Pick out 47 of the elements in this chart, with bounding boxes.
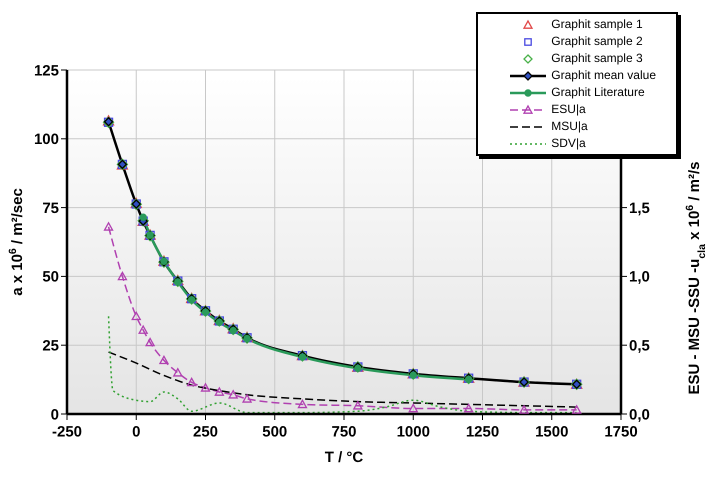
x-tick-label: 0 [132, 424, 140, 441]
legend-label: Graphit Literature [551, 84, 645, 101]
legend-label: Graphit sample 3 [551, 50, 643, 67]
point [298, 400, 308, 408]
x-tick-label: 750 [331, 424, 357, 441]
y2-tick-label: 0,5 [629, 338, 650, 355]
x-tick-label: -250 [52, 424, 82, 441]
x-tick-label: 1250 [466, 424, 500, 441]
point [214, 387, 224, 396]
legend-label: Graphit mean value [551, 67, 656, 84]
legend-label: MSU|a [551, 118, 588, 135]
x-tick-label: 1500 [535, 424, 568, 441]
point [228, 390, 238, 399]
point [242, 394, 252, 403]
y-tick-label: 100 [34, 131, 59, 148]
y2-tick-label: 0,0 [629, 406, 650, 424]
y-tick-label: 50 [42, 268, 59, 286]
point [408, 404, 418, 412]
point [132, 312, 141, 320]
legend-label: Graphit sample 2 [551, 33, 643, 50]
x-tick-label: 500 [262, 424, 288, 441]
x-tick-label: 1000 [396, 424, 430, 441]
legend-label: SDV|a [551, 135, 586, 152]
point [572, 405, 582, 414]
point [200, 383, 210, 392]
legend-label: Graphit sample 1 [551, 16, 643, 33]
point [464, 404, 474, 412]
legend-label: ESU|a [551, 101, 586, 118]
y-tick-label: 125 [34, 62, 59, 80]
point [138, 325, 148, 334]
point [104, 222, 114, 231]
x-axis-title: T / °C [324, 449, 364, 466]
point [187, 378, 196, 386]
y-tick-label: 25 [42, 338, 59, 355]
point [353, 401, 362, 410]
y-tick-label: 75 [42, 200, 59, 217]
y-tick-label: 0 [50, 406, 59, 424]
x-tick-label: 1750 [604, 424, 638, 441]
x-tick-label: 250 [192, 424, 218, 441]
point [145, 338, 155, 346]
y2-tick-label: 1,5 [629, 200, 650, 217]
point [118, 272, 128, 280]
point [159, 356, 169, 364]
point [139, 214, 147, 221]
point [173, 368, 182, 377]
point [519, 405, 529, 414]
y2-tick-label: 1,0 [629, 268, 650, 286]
^^^^^^^^^^^^^^^^
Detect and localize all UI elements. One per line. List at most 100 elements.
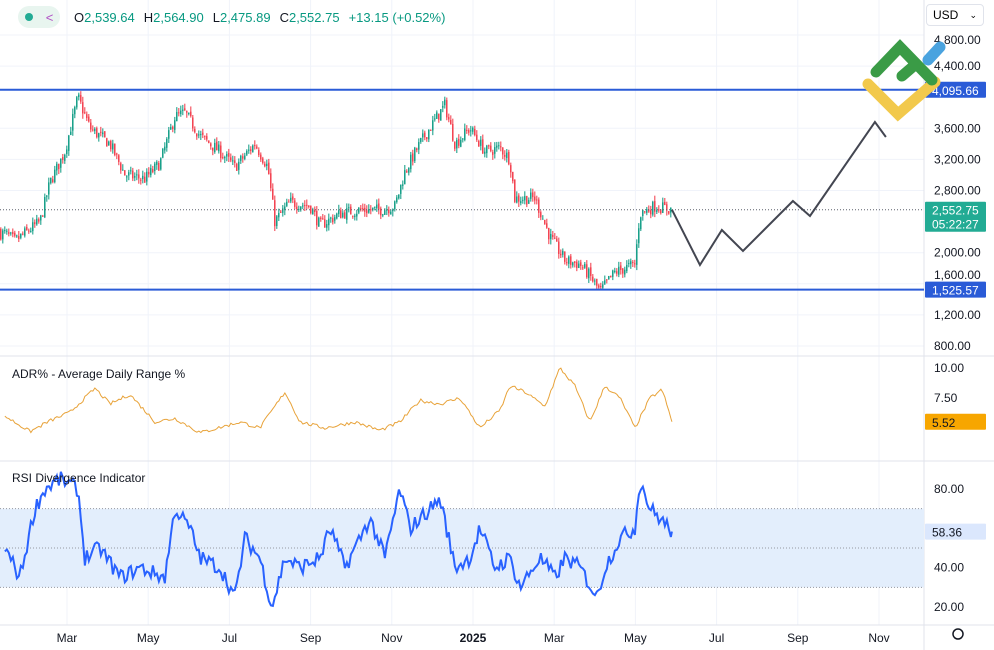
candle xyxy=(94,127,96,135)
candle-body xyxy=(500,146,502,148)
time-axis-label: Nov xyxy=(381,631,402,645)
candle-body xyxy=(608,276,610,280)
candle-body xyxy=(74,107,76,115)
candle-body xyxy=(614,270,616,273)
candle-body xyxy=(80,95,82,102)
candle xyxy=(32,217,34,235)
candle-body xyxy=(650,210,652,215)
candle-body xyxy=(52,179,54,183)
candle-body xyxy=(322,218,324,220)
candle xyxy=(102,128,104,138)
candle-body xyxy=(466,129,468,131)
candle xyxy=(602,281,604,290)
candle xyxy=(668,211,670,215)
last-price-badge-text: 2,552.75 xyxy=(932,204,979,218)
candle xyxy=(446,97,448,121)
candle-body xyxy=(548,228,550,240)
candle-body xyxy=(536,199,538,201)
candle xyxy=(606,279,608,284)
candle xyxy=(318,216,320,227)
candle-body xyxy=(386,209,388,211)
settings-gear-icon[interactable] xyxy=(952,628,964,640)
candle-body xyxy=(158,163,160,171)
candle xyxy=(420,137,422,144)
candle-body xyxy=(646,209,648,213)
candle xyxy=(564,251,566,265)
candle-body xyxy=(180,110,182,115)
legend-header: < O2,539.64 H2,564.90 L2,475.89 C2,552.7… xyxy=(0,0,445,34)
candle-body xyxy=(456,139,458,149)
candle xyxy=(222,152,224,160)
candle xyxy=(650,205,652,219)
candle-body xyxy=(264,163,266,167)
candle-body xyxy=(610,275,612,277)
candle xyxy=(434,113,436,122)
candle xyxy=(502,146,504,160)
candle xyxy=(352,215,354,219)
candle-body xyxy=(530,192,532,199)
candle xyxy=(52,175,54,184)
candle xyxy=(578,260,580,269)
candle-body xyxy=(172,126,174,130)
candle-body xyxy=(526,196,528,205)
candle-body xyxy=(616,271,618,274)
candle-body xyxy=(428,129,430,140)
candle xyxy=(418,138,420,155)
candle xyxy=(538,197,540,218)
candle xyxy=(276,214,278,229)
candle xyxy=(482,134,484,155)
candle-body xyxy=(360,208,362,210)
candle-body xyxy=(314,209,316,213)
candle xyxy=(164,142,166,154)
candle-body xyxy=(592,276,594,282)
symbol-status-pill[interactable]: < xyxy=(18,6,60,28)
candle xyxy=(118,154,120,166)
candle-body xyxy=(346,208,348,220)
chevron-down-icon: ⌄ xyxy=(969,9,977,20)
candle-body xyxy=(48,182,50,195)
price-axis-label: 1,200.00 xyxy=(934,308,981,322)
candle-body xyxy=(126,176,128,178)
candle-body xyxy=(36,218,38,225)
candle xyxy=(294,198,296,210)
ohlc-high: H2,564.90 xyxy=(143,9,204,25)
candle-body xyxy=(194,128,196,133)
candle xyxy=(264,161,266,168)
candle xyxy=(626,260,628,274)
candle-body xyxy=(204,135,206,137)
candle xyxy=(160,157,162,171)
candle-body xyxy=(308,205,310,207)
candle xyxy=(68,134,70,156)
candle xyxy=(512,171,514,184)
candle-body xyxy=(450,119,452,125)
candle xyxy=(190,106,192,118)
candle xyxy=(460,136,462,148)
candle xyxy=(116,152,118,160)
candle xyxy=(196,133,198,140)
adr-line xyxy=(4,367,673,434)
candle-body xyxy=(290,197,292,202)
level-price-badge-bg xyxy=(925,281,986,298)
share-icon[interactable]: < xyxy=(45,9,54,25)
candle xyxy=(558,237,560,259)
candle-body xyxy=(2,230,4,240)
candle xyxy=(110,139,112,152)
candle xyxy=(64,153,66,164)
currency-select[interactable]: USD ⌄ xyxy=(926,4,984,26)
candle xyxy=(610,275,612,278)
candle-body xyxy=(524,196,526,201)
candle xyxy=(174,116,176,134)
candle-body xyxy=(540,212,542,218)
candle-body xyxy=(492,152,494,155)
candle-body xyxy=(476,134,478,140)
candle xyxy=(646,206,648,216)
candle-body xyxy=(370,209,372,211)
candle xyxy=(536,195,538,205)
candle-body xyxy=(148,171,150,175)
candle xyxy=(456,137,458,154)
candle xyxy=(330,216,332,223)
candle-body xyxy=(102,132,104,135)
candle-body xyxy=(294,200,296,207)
^^^^^^^^^^^^^^^^
Instruction> Reproduce everything from the line containing "candle xyxy=(94,127,96,135)" down to the line containing "candle-body xyxy=(530,192,532,199)", swapping "candle-body" for "candle body" and leaving the rest untouched.

Completed exercise>
candle xyxy=(94,127,96,135)
candle body xyxy=(500,146,502,148)
time-axis-label: Nov xyxy=(381,631,402,645)
candle body xyxy=(608,276,610,280)
candle body xyxy=(74,107,76,115)
candle body xyxy=(614,270,616,273)
candle body xyxy=(80,95,82,102)
candle xyxy=(32,217,34,235)
candle body xyxy=(650,210,652,215)
candle body xyxy=(52,179,54,183)
candle body xyxy=(322,218,324,220)
candle xyxy=(102,128,104,138)
candle body xyxy=(466,129,468,131)
candle xyxy=(602,281,604,290)
candle xyxy=(668,211,670,215)
last-price-badge-text: 2,552.75 xyxy=(932,204,979,218)
candle xyxy=(446,97,448,121)
candle body xyxy=(548,228,550,240)
candle body xyxy=(536,199,538,201)
candle xyxy=(606,279,608,284)
candle xyxy=(318,216,320,227)
candle body xyxy=(386,209,388,211)
settings-gear-icon[interactable] xyxy=(952,628,964,640)
candle body xyxy=(158,163,160,171)
candle xyxy=(420,137,422,144)
candle body xyxy=(646,209,648,213)
candle xyxy=(564,251,566,265)
candle body xyxy=(180,110,182,115)
legend-header: < O2,539.64 H2,564.90 L2,475.89 C2,552.7… xyxy=(0,0,445,34)
candle body xyxy=(456,139,458,149)
candle xyxy=(222,152,224,160)
candle xyxy=(650,205,652,219)
candle body xyxy=(264,163,266,167)
candle body xyxy=(610,275,612,277)
candle xyxy=(434,113,436,122)
candle xyxy=(502,146,504,160)
candle xyxy=(352,215,354,219)
candle body xyxy=(530,192,532,199)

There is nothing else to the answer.